● Data in this exercise
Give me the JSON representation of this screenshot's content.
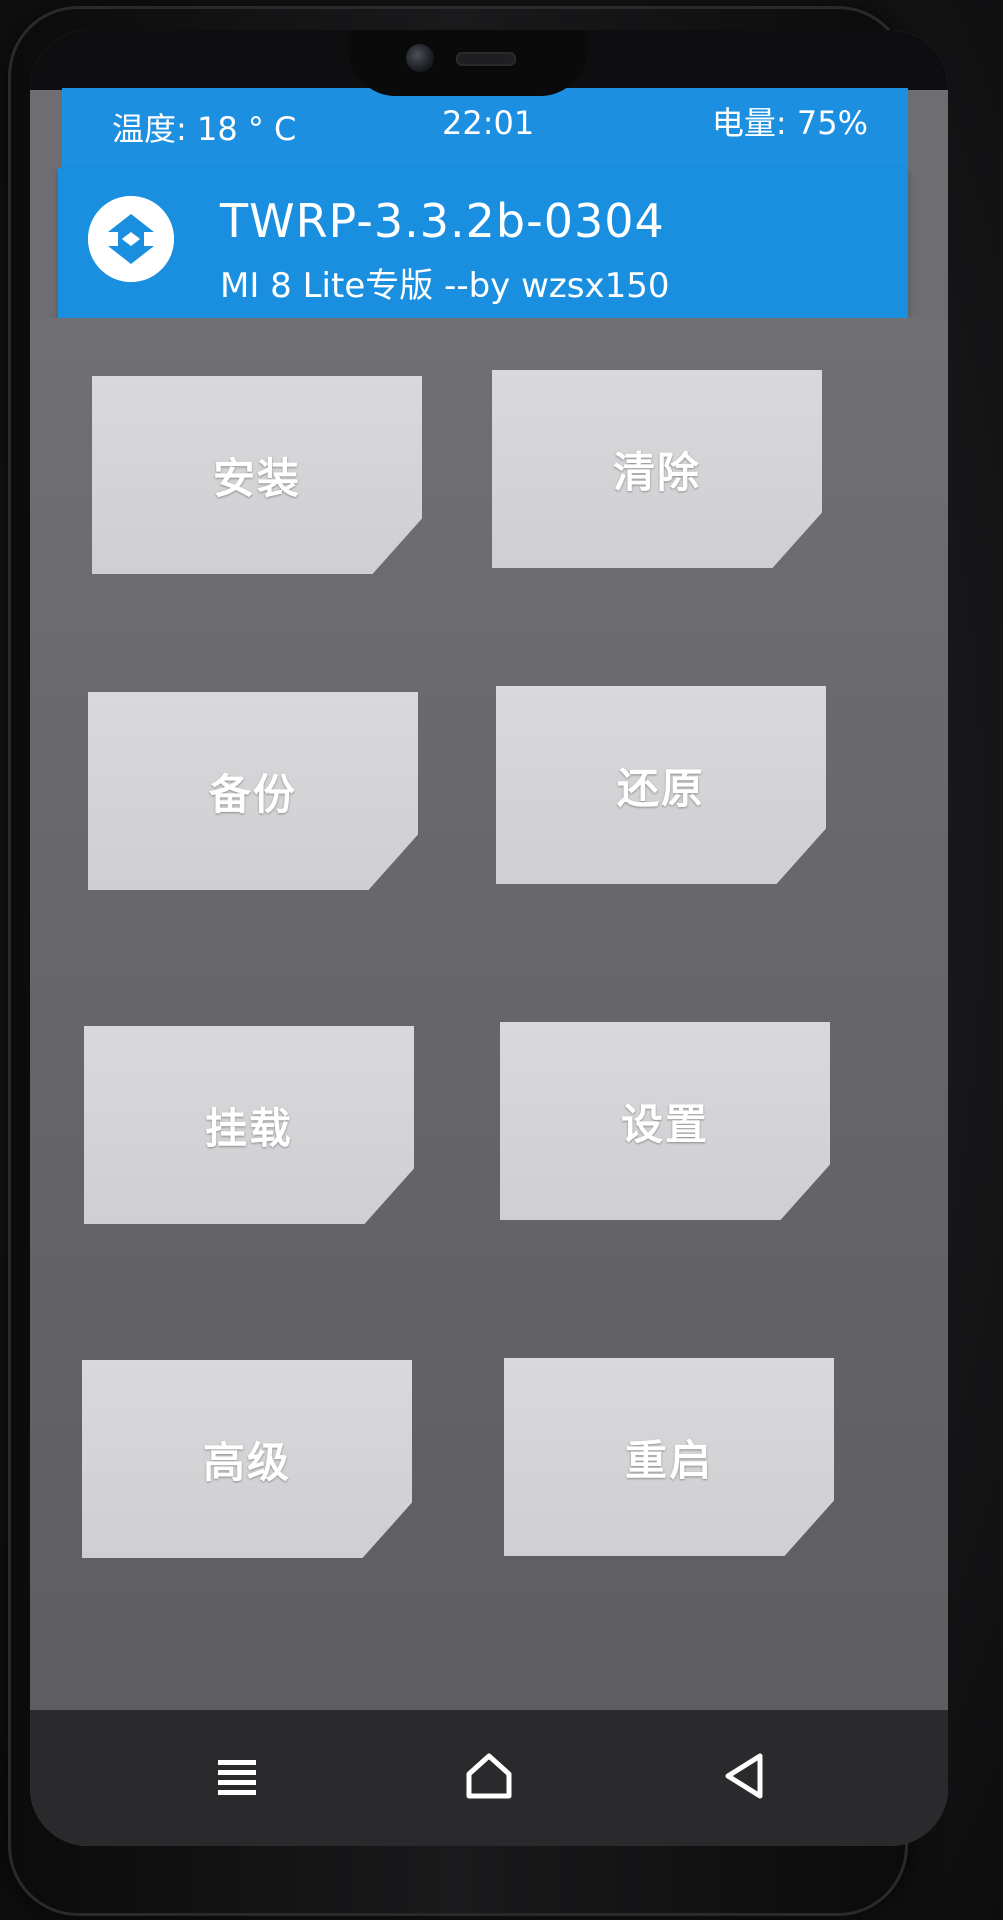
{
  "status_bar": {
    "temperature": "温度: 18 ° C",
    "time": "22:01",
    "battery": "电量: 75%"
  },
  "header": {
    "title": "TWRP-3.3.2b-0304",
    "subtitle": "MI 8 Lite专版  --by wzsx150",
    "logo_icon": "twrp-logo-icon"
  },
  "menu": {
    "items": [
      {
        "label": "安装"
      },
      {
        "label": "清除"
      },
      {
        "label": "备份"
      },
      {
        "label": "还原"
      },
      {
        "label": "挂载"
      },
      {
        "label": "设置"
      },
      {
        "label": "高级"
      },
      {
        "label": "重启"
      }
    ]
  },
  "navbar": {
    "icons": [
      "menu-icon",
      "home-icon",
      "back-icon"
    ]
  },
  "colors": {
    "accent": "#1a8fdf",
    "tile": "#d4d4d7",
    "background": "#6a6a6e"
  }
}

● Your objective
From the listing above, collect each line in which the string "label" appears.

● Exercise answer
        "label": "安装"
        "label": "清除"
        "label": "备份"
        "label": "还原"
        "label": "挂载"
        "label": "设置"
        "label": "高级"
        "label": "重启"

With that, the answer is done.